Whenever a line contains the string "made", copy it out of the entries.

##############################

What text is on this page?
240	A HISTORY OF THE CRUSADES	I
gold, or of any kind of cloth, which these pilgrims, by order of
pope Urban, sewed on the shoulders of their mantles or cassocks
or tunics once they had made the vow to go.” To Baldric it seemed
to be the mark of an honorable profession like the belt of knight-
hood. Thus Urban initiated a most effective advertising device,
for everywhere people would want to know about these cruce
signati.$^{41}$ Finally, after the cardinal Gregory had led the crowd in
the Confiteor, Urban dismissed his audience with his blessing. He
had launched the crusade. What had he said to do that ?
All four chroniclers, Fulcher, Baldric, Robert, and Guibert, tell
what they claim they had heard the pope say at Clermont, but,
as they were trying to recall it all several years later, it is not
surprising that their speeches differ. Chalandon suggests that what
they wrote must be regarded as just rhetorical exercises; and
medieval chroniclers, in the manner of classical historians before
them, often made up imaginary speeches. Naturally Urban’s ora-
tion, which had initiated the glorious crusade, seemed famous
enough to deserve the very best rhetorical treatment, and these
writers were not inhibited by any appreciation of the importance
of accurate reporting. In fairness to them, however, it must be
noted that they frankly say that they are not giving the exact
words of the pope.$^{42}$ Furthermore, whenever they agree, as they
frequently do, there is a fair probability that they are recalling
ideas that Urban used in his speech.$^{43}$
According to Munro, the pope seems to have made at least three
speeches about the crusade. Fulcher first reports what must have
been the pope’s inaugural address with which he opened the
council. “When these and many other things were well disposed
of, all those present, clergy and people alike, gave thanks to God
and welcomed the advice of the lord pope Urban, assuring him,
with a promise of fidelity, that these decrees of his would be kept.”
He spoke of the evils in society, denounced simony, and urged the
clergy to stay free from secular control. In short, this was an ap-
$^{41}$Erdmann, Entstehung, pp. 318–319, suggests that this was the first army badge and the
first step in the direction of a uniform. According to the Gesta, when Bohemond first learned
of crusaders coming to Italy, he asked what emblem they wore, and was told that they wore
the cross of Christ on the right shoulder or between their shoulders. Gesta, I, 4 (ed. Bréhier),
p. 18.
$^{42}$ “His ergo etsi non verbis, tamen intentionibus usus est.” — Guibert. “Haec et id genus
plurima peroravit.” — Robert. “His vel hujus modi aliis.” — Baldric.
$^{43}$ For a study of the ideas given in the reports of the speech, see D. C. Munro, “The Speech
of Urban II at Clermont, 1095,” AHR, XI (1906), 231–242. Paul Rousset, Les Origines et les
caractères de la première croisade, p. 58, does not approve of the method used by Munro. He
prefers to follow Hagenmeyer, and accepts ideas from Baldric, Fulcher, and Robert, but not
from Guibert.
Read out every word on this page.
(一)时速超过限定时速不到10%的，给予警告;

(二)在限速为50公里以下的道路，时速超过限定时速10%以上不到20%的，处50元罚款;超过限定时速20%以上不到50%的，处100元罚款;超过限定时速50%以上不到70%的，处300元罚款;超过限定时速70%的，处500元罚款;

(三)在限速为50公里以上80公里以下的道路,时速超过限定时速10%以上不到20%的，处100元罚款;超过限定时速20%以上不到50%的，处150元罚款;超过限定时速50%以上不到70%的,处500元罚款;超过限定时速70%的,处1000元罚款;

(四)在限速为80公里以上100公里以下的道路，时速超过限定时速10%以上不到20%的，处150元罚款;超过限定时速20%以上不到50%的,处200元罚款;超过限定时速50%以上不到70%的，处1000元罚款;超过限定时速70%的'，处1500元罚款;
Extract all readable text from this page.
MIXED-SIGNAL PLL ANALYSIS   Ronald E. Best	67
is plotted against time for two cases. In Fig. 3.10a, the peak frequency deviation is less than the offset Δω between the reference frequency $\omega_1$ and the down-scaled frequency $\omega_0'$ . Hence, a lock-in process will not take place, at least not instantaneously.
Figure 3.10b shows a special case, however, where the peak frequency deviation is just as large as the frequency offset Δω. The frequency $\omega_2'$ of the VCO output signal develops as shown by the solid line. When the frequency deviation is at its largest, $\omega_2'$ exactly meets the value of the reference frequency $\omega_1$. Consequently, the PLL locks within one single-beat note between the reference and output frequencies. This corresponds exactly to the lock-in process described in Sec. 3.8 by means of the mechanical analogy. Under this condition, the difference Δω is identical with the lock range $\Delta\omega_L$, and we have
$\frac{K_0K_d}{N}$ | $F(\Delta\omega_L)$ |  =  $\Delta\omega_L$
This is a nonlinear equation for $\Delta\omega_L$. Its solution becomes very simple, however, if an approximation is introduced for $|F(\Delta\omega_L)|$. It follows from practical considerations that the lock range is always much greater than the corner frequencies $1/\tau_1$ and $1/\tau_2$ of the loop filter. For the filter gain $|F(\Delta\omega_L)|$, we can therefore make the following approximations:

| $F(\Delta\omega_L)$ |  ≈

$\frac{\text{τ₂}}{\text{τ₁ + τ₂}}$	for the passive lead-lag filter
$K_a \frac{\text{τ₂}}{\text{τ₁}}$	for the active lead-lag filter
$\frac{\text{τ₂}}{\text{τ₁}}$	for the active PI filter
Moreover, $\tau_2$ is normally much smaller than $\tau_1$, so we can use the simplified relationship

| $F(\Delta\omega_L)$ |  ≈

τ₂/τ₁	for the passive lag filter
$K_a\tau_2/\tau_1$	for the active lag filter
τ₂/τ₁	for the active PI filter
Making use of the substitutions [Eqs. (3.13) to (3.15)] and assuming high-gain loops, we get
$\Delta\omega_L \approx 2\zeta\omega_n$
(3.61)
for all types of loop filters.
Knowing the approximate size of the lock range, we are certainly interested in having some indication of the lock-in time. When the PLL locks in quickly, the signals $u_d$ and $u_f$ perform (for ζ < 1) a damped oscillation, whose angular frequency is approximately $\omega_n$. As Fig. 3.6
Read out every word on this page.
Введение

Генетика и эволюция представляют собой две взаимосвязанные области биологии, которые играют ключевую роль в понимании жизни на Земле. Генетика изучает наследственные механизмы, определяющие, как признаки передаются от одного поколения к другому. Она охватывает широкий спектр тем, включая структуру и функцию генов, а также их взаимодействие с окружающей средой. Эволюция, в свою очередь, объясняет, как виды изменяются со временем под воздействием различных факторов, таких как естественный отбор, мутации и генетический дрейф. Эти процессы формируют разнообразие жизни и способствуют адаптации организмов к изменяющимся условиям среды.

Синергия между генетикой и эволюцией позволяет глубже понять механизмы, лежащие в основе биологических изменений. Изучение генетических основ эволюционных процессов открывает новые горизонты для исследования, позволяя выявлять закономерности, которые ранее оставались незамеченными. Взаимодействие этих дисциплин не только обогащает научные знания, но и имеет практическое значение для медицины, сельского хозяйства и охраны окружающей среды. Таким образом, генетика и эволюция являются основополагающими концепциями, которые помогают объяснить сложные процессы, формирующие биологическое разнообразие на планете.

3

##############################

- [SOLUTION FOR THIS PROBLEM]:
or tunics once they had made the vow to go.” To Baldric it seemed
them, often made up imaginary speeches. Naturally Urban’s ora-
According to Munro, the pope seems to have made at least three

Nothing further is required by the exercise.